* _Opdracht_
Wijzig de onderstaande rijen door elk voorkomen van "考核评分" te vervangen door "考核得分" en laat al het overige ongewijzigd. Neem de afbeeldingen niet op in het antwoord.

* _Rijen voor oefening_
────────────────────────────────────────

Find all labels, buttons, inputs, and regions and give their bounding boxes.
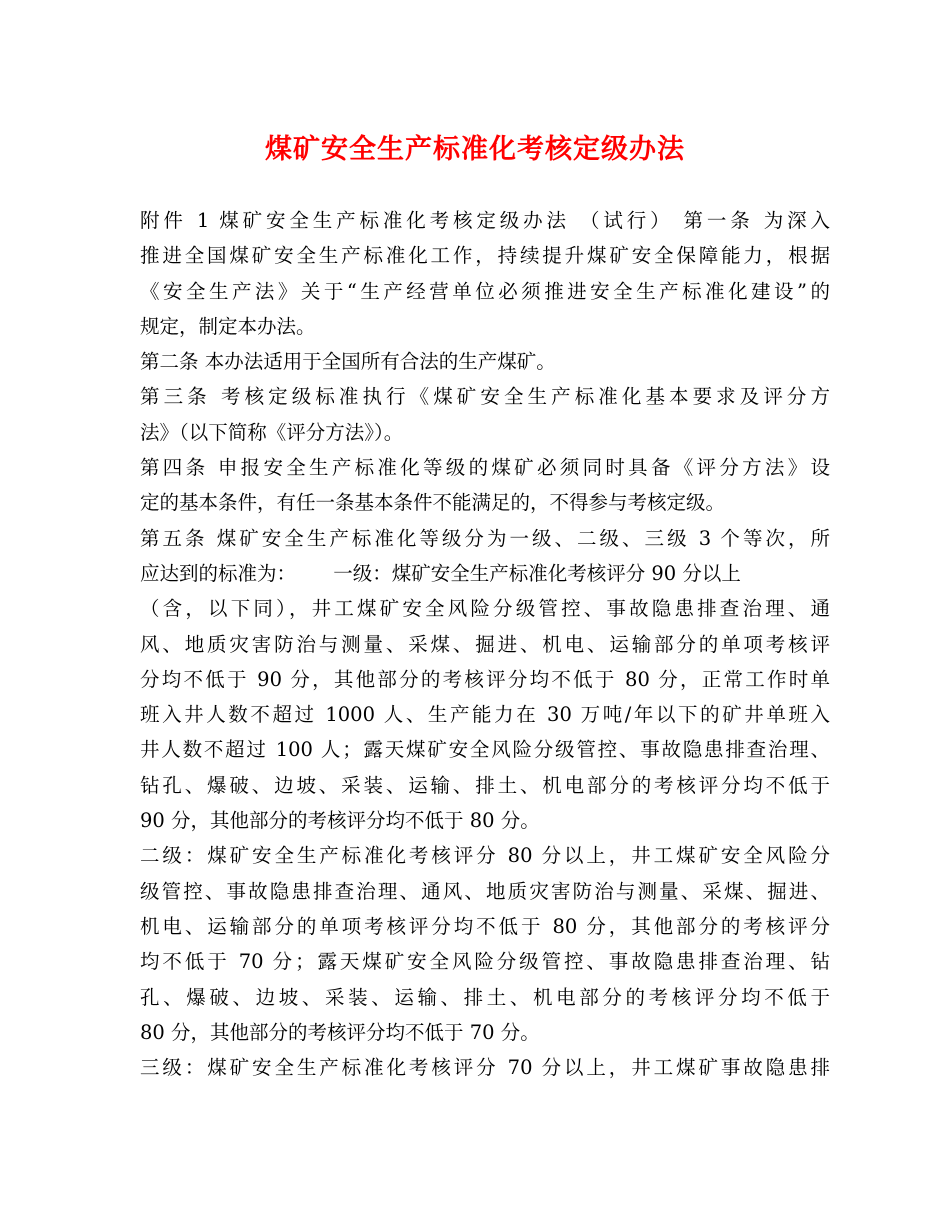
text-line: 《安全生产法》关于“生产经营单位必须推进安全生产标准化建设”的 [140,279,830,303]
text-line: （含，以下同），井工煤矿安全风险分级管控、事故隐患排查治理、通 [140,597,830,621]
text-line: 钻孔、爆破、边坡、采装、运输、排土、机电部分的考核评分均不低于 [140,773,830,797]
text-line: 班入井人数不超过 1000 人、生产能力在 30 万吨/年以下的矿井单班入 [140,703,830,727]
document-body [140,203,830,1085]
text-line: 机电、运输部分的单项考核评分均不低于 80 分，其他部分的考核评分 [140,914,830,938]
text-line: 80 分，其他部分的考核评分均不低于 70 分。 [140,1020,540,1044]
text-line: 90 分，其他部分的考核评分均不低于 80 分。 [140,809,540,833]
text-line: 三级：煤矿安全生产标准化考核评分 70 分以上，井工煤矿事故隐患排 [140,1056,830,1080]
text-line: 均不低于 70 分；露天煤矿安全风险分级管控、事故隐患排查治理、钻 [140,950,830,974]
text-line: 级管控、事故隐患排查治理、通风、地质灾害防治与测量、采煤、掘进、 [140,879,830,903]
text-line: 定的基本条件，有任一条基本条件不能满足的，不得参与考核定级。 [140,491,726,515]
text-line: 法》（以下简称《评分方法》）。 [140,420,404,444]
text-line: 附件 1 煤矿安全生产标准化考核定级办法 （试行） 第一条 为深入 [140,209,830,232]
text-line: 第三条 考核定级标准执行《煤矿安全生产标准化基本要求及评分方 [140,385,830,409]
text-line: 应达到的标准为： 一级：煤矿安全生产标准化考核评分 90 分以上 [140,561,741,585]
text-line: 推进全国煤矿安全生产标准化工作，持续提升煤矿安全保障能力，根据 [140,244,830,268]
text-line: 第五条 煤矿安全生产标准化等级分为一级、二级、三级 3 个等次，所 [140,526,830,550]
text-line: 井人数不超过 100 人；露天煤矿安全风险分级管控、事故隐患排查治理、 [140,738,830,762]
text-line: 风、地质灾害防治与测量、采煤、掘进、机电、运输部分的单项考核评 [140,632,830,656]
text-line: 第四条 申报安全生产标准化等级的煤矿必须同时具备《评分方法》设 [140,456,830,480]
text-line: 孔、爆破、边坡、采装、运输、排土、机电部分的考核评分均不低于 [140,985,830,1009]
text-line: 二级：煤矿安全生产标准化考核评分 80 分以上，井工煤矿安全风险分 [140,844,830,868]
text-line: 第二条 本办法适用于全国所有合法的生产煤矿。 [140,350,556,374]
text-line: 规定，制定本办法。 [140,314,316,338]
document-title: 煤矿安全生产标准化考核定级办法 [265,134,685,165]
text-line: 分均不低于 90 分，其他部分的考核评分均不低于 80 分，正常工作时单 [140,667,830,691]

────────────────────────────────────────

* _Volledige uitwerking_
Find all labels, buttons, inputs, and regions and give their bounding boxes.
text-line: 《安全生产法》关于“生产经营单位必须推进安全生产标准化建设”的 [140,279,830,303]
text-line: （含，以下同），井工煤矿安全风险分级管控、事故隐患排查治理、通 [140,597,830,621]
text-line: 钻孔、爆破、边坡、采装、运输、排土、机电部分的考核得分均不低于 [140,773,830,797]
text-line: 班入井人数不超过 1000 人、生产能力在 30 万吨/年以下的矿井单班入 [140,703,830,727]
document-body [140,203,830,1085]
text-line: 机电、运输部分的单项考核得分均不低于 80 分，其他部分的考核得分 [140,914,830,938]
text-line: 80 分，其他部分的考核得分均不低于 70 分。 [140,1020,540,1044]
text-line: 90 分，其他部分的考核得分均不低于 80 分。 [140,809,540,833]
text-line: 三级：煤矿安全生产标准化考核得分 70 分以上，井工煤矿事故隐患排 [140,1056,830,1080]
text-line: 均不低于 70 分；露天煤矿安全风险分级管控、事故隐患排查治理、钻 [140,950,830,974]
text-line: 级管控、事故隐患排查治理、通风、地质灾害防治与测量、采煤、掘进、 [140,879,830,903]
text-line: 定的基本条件，有任一条基本条件不能满足的，不得参与考核定级。 [140,491,726,515]
text-line: 法》（以下简称《评分方法》）。 [140,420,404,444]
text-line: 附件 1 煤矿安全生产标准化考核定级办法 （试行） 第一条 为深入 [140,209,830,232]
text-line: 第三条 考核定级标准执行《煤矿安全生产标准化基本要求及评分方 [140,385,830,409]
text-line: 应达到的标准为： 一级：煤矿安全生产标准化考核得分 90 分以上 [140,561,741,585]
text-line: 推进全国煤矿安全生产标准化工作，持续提升煤矿安全保障能力，根据 [140,244,830,268]
text-line: 第五条 煤矿安全生产标准化等级分为一级、二级、三级 3 个等次，所 [140,526,830,550]
text-line: 井人数不超过 100 人；露天煤矿安全风险分级管控、事故隐患排查治理、 [140,738,830,762]
text-line: 风、地质灾害防治与测量、采煤、掘进、机电、运输部分的单项考核评 [140,632,830,656]
text-line: 第四条 申报安全生产标准化等级的煤矿必须同时具备《评分方法》设 [140,456,830,480]
text-line: 孔、爆破、边坡、采装、运输、排土、机电部分的考核得分均不低于 [140,985,830,1009]
text-line: 二级：煤矿安全生产标准化考核得分 80 分以上，井工煤矿安全风险分 [140,844,830,868]
text-line: 第二条 本办法适用于全国所有合法的生产煤矿。 [140,350,556,374]
text-line: 规定，制定本办法。 [140,314,316,338]
document-title: 煤矿安全生产标准化考核定级办法 [265,134,685,165]
text-line: 分均不低于 90 分，其他部分的考核得分均不低于 80 分，正常工作时单 [140,667,830,691]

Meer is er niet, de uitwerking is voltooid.